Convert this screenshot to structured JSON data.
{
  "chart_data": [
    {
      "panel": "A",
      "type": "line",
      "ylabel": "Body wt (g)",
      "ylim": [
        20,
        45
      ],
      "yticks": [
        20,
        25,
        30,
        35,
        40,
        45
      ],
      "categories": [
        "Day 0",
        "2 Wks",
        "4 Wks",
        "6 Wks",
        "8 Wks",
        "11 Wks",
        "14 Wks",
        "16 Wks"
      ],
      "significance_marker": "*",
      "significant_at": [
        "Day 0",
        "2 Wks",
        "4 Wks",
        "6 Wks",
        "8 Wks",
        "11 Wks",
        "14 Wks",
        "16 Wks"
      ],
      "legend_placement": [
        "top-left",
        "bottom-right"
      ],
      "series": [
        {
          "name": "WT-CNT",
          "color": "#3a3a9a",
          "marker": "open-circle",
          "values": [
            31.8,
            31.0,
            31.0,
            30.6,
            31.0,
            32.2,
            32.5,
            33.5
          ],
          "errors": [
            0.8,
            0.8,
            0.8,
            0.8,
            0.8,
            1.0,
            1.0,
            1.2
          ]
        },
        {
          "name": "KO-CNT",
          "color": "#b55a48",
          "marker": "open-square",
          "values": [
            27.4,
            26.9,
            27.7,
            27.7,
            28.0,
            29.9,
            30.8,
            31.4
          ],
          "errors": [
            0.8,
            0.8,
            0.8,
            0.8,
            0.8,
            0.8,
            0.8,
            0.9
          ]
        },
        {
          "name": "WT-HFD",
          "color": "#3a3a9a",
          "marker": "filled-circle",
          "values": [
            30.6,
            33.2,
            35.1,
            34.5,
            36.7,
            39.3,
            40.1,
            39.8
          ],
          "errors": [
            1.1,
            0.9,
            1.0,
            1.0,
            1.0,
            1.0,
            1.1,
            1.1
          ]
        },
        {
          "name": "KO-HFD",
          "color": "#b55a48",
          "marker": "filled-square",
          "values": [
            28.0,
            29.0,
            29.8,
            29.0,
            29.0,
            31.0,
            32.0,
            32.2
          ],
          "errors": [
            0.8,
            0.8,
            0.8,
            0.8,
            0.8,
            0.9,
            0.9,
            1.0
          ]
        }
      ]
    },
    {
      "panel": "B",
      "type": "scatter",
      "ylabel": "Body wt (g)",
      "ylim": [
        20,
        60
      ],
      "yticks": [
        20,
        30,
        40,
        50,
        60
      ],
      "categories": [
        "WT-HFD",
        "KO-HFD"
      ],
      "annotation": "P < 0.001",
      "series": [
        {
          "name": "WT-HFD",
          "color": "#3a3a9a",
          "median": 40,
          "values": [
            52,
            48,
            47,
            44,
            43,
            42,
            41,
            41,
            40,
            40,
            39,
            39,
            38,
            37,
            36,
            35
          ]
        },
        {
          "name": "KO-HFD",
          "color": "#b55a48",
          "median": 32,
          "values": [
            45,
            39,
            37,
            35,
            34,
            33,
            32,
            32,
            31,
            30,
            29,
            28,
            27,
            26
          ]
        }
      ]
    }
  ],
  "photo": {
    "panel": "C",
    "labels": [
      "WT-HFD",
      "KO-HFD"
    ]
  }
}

* * *

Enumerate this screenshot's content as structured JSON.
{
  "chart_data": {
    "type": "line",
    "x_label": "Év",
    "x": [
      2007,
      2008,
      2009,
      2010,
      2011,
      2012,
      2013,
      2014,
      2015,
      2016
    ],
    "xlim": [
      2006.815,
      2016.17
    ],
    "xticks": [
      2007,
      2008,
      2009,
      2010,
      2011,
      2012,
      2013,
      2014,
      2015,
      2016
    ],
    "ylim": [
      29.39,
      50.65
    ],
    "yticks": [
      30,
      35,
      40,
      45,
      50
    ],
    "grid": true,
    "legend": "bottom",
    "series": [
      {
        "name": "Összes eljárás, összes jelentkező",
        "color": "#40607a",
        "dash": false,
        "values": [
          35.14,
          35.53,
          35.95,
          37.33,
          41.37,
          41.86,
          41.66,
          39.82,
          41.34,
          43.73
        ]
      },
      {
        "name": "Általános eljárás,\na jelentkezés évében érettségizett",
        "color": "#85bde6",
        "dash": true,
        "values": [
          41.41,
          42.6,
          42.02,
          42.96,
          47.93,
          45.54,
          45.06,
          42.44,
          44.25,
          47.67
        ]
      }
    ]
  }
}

--

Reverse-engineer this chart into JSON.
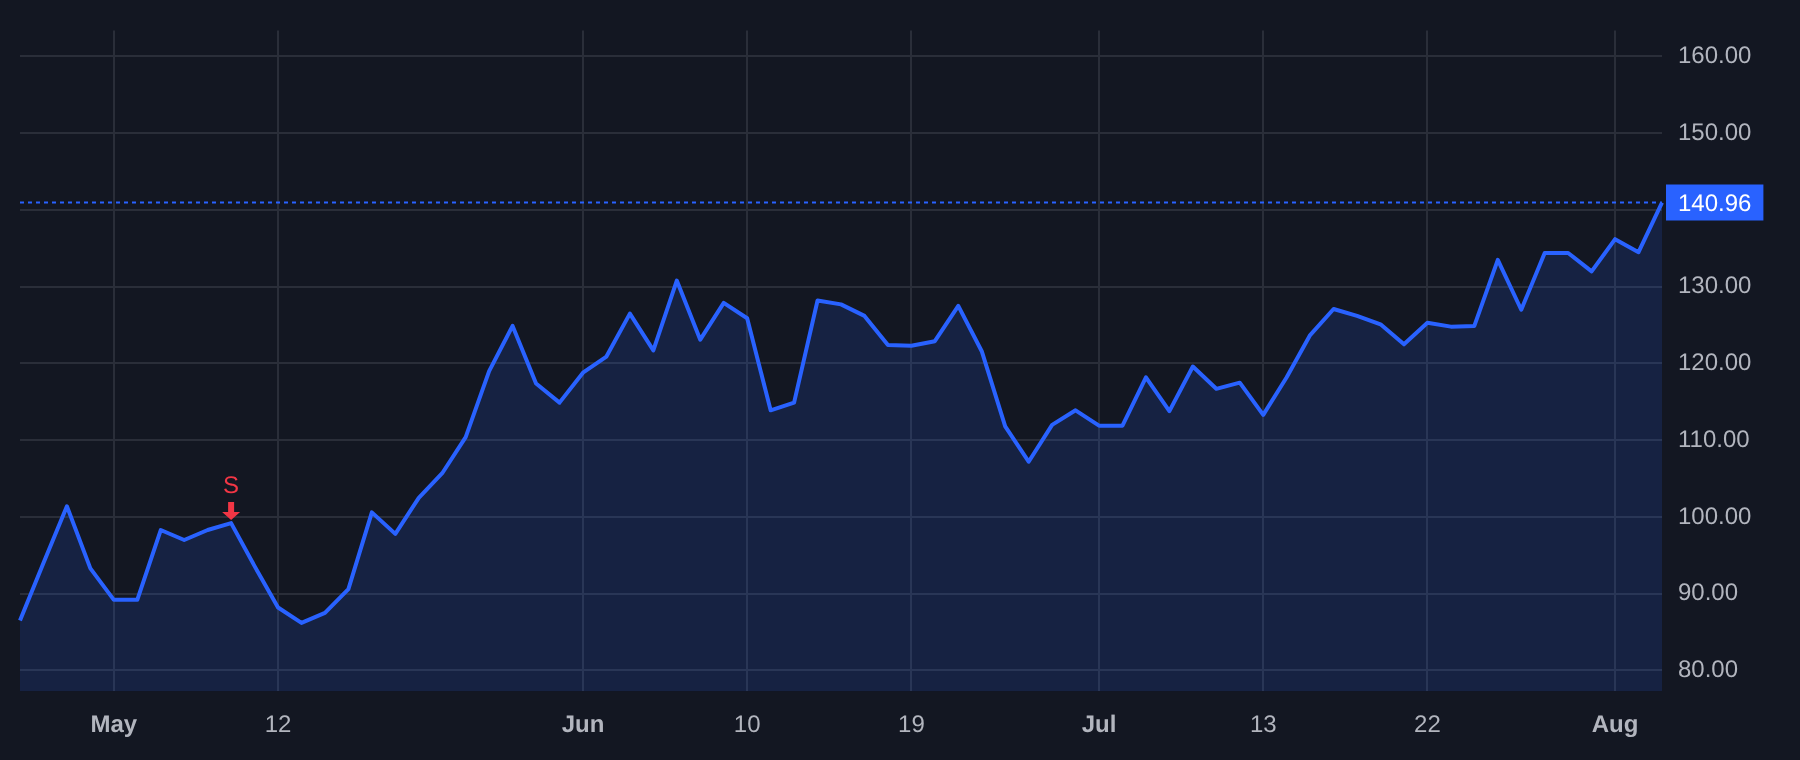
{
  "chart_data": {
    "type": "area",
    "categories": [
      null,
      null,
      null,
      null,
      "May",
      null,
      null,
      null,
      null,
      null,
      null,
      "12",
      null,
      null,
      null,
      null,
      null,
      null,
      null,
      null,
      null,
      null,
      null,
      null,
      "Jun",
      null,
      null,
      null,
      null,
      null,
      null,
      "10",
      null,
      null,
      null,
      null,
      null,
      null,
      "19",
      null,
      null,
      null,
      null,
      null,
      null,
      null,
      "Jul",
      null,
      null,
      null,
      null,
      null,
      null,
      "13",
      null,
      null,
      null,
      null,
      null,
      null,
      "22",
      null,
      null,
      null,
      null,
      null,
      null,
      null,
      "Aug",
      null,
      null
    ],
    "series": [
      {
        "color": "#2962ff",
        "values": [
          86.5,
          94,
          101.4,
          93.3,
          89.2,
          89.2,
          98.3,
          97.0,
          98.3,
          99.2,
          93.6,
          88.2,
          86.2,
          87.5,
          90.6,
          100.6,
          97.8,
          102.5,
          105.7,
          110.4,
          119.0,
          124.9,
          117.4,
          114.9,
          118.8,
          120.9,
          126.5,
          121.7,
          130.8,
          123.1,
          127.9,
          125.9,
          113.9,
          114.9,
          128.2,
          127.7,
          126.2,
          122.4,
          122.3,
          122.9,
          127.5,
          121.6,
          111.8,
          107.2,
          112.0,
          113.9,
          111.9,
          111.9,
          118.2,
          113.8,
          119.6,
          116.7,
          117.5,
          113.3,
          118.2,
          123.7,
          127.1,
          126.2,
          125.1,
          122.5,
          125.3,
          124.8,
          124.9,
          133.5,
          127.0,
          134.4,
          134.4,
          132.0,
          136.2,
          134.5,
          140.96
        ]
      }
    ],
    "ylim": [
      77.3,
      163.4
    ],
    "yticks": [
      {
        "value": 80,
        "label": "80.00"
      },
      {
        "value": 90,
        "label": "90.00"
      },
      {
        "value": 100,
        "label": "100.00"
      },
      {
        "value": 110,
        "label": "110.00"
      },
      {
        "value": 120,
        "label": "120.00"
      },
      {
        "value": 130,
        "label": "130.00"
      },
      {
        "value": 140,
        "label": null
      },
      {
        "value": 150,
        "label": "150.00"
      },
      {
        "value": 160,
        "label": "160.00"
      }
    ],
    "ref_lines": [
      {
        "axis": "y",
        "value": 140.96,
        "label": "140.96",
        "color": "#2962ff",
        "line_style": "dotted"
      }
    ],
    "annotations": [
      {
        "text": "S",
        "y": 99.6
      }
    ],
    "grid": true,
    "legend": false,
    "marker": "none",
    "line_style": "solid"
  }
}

* Task to complete *
Locate all lines holding the word "type", then copy them out.

* Answer to this task *
      "type": "line",
      "type": "scatter",
    "type": "line",
    "type": "area",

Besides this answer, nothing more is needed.